■ THE TASK:
In the essay "How I Stopped Pushing," why couldn't the writer make a plan to stop pushing?

■ DOCUMENT:
- - -
How I Stopped Pushing

Years ago, in the first year or two of my business, I listened to a podcast episode one evening in the house I lived in three house moves ago. I can’t now remember which podcast it was, or much else that was said on it. But I remember the guest talking about how she had always pushed in her work, pushed for what she was ambitious for, but that now she wanted to be pulled.

At the time I thought “yes that’s it”. It must have been at a point where I was burning myself out on the business-building, because the idea of not pushingsohardallthetime struck a part of me so hard that I’m still remembering its impact all this time later. So I thought “yes that’s it”, but I also thought “how the hell do I do that?”

I’d say that I tried to be pulled instead of push, but the truth is I held it as an intention, or as a standard I wanted to meet, whilst not really doing it. And I don’t think that’s my failing; I think it’s because I couldn’t fathom what it would look like. All I had ever known was pushing, striving, forcing. It was all I saw around me. I got flashes of what it might feel like, to be pulled. But I couldn’t make a plan to stop pushing because I had no parameters: no end point, no steps, no start point.
- - -
■ DATASET EXCERPT:
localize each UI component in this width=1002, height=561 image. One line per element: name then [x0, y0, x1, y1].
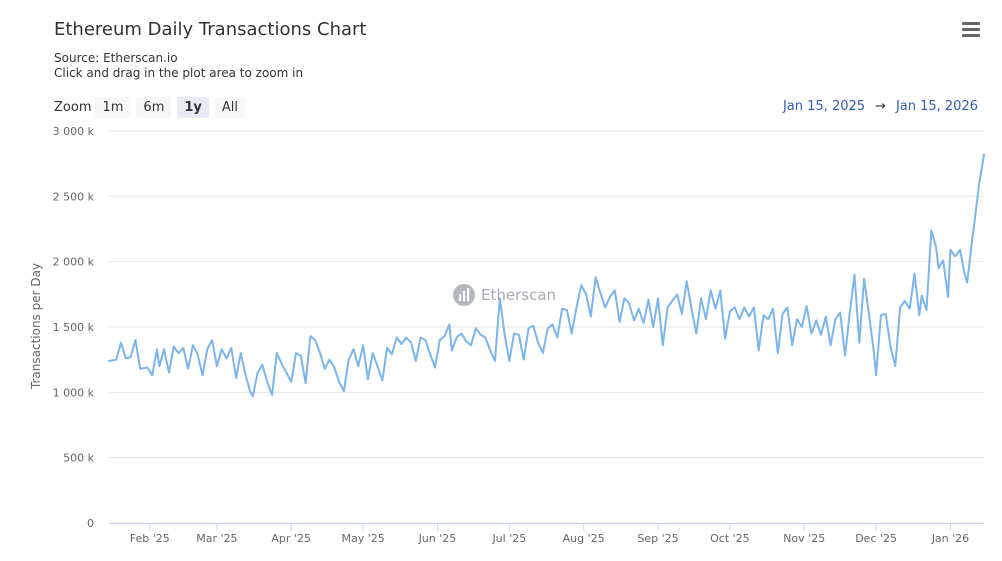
- - -
■ WRITTEN ANSWER:
The writer had no parameters: no end point, no steps and no start point.